### Work required
Please print all of the material below, word for word.

★ ★ ★

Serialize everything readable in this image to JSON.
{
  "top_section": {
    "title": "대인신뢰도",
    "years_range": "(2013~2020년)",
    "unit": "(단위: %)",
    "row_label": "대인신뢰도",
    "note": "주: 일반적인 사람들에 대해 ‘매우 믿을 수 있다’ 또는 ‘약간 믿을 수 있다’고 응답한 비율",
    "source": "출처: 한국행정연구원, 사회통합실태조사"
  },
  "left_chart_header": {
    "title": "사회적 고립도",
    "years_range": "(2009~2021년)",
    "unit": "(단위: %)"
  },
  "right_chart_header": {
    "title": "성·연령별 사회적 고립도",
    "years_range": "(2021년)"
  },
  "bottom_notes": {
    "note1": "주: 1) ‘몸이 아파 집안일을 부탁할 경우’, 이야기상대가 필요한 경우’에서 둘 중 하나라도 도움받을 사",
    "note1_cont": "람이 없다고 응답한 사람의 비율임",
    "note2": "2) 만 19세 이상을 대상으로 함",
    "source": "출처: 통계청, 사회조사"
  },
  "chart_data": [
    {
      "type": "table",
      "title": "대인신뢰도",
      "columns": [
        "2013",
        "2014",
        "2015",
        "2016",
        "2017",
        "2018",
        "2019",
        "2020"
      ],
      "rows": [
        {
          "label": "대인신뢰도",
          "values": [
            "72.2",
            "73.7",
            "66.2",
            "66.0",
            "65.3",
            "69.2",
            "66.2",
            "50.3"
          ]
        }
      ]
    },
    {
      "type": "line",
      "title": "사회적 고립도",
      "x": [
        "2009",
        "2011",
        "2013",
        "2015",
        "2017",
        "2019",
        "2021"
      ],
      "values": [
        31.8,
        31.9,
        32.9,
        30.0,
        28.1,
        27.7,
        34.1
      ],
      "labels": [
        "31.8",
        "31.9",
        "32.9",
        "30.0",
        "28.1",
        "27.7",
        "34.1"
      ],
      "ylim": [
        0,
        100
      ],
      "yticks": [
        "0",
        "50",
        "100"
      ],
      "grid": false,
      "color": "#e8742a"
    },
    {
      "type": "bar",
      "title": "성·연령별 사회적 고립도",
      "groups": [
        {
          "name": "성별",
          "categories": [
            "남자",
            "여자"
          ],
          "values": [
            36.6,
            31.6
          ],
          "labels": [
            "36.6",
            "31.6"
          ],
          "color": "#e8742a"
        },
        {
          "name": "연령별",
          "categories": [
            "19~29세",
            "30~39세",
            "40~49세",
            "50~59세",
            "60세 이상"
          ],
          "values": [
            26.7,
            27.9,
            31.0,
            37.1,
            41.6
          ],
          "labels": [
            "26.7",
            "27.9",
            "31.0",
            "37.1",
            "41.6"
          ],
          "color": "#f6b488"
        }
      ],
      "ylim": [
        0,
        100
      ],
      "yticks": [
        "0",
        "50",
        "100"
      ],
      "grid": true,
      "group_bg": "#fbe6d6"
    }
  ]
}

★ ★ ★

### Correct answer
Serialize everything readable in this image to JSON.
{
  "top_section": {
    "title": "대인신뢰도",
    "years_range": "(2013~2020년)",
    "unit": "(단위: %)",
    "row_label": "대인신뢰도",
    "note": "주: 일반적인 사람들에 대해 ‘매우 믿을 수 있다’ 또는 ‘약간 믿을 수 있다’고 응답한 비율",
    "source": "출처: 한국행정연구원, 사회통합실태조사"
  },
  "left_chart_header": {
    "title": "사회적 고립도",
    "years_range": "(2009~2021년)",
    "unit": "(단위: %)"
  },
  "right_chart_header": {
    "title": "성·연령별 사회적 고립도",
    "years_range": "(2021년)"
  },
  "bottom_notes": {
    "note1": "주: 1) ‘몸이 아파 집안일을 부탁할 경우’, 이야기상대가 필요한 경우’에서 둘 중 하나라도 도움받을 사",
    "note1_cont": "람이 없다고 응답한 사람의 비율임",
    "note2": "2) 만 19세 이상을 대상으로 함",
    "source": "출처: 통계청, 사회조사"
  },
  "chart_data": [
    {
      "type": "table",
      "title": "대인신뢰도",
      "columns": [
        "2013",
        "2014",
        "2015",
        "2016",
        "2017",
        "2018",
        "2019",
        "2020"
      ],
      "rows": [
        {
          "label": "대인신뢰도",
          "values": [
            "72.2",
            "73.7",
            "66.2",
            "66.0",
            "65.3",
            "69.2",
            "66.2",
            "50.3"
          ]
        }
      ]
    },
    {
      "type": "line",
      "title": "사회적 고립도",
      "x": [
        "2009",
        "2011",
        "2013",
        "2015",
        "2017",
        "2019",
        "2021"
      ],
      "values": [
        31.8,
        31.9,
        32.9,
        30.0,
        28.1,
        27.7,
        34.1
      ],
      "labels": [
        "31.8",
        "31.9",
        "32.9",
        "30.0",
        "28.1",
        "27.7",
        "34.1"
      ],
      "ylim": [
        0,
        100
      ],
      "yticks": [
        "0",
        "50",
        "100"
      ],
      "grid": false,
      "color": "#e8742a"
    },
    {
      "type": "bar",
      "title": "성·연령별 사회적 고립도",
      "groups": [
        {
          "name": "성별",
          "categories": [
            "남자",
            "여자"
          ],
          "values": [
            36.6,
            31.6
          ],
          "labels": [
            "36.6",
            "31.6"
          ],
          "color": "#e8742a"
        },
        {
          "name": "연령별",
          "categories": [
            "19~29세",
            "30~39세",
            "40~49세",
            "50~59세",
            "60세 이상"
          ],
          "values": [
            26.7,
            27.9,
            31.0,
            37.1,
            41.6
          ],
          "labels": [
            "26.7",
            "27.9",
            "31.0",
            "37.1",
            "41.6"
          ],
          "color": "#f6b488"
        }
      ],
      "ylim": [
        0,
        100
      ],
      "yticks": [
        "0",
        "50",
        "100"
      ],
      "grid": true,
      "group_bg": "#fbe6d6"
    }
  ]
}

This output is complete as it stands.